* [Directions for this task] Among the entries that follow, tally the lines with the string "Perfil". Give no more than the number.

=-=-=

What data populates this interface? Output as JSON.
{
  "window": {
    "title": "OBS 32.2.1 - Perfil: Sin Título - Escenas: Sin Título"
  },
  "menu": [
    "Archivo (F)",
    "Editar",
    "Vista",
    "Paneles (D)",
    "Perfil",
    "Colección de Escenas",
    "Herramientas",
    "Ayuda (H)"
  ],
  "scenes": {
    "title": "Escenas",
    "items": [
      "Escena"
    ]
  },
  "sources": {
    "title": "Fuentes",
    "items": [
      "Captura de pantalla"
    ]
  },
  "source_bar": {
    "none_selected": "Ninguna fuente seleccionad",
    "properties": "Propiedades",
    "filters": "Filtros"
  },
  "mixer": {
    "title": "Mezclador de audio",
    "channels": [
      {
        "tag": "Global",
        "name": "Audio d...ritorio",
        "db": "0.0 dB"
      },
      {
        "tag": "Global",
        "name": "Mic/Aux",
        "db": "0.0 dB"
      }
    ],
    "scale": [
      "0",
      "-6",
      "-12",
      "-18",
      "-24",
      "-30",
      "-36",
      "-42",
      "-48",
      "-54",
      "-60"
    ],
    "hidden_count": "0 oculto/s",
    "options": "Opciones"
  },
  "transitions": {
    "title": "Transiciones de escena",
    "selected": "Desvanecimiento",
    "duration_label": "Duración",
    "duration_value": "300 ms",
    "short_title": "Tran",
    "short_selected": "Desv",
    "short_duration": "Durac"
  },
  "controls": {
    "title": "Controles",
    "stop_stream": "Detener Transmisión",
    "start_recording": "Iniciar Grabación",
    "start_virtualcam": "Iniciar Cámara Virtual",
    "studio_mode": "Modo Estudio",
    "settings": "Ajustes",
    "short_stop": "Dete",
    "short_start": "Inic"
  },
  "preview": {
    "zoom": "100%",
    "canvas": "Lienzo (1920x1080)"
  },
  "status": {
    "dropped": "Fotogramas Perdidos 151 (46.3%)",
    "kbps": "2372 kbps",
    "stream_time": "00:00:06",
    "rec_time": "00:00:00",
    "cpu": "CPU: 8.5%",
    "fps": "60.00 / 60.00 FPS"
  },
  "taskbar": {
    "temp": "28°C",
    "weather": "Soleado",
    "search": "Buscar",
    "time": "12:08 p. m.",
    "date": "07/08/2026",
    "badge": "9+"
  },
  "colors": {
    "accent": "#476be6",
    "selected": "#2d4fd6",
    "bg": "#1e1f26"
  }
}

=-=-=

* [Response] 2